<<<<

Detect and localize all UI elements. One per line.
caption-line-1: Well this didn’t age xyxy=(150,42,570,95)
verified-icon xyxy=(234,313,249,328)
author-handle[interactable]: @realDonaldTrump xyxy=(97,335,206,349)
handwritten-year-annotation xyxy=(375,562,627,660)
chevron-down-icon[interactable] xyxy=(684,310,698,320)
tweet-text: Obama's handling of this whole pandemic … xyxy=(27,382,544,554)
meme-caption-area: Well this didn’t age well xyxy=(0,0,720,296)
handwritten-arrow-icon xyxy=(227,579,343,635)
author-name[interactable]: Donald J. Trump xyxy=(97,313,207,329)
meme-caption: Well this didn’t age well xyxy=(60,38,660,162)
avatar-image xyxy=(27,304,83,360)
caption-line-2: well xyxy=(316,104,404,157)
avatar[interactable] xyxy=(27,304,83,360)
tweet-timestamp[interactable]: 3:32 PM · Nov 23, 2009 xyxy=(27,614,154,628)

>>>>

§ **CHALLENGE**: Can you reproduce every line of the items above, character for character and in the same order?

§ **CORRECT OUTPUT**:
Detect and localize all UI elements. One per line.
caption-line-1: Well this didn’t age xyxy=(150,42,570,95)
verified-icon xyxy=(234,313,249,328)
author-handle[interactable]: @realDonaldTrump xyxy=(97,335,206,349)
handwritten-year-annotation xyxy=(375,562,627,660)
chevron-down-icon[interactable] xyxy=(684,310,698,320)
tweet-text: Obama's handling of this whole pandemic … xyxy=(27,382,544,554)
meme-caption-area: Well this didn’t age well xyxy=(0,0,720,296)
handwritten-arrow-icon xyxy=(227,579,343,635)
author-name[interactable]: Donald J. Trump xyxy=(97,313,207,329)
meme-caption: Well this didn’t age well xyxy=(60,38,660,162)
avatar-image xyxy=(27,304,83,360)
caption-line-2: well xyxy=(316,104,404,157)
avatar[interactable] xyxy=(27,304,83,360)
tweet-timestamp[interactable]: 3:32 PM · Nov 23, 2009 xyxy=(27,614,154,628)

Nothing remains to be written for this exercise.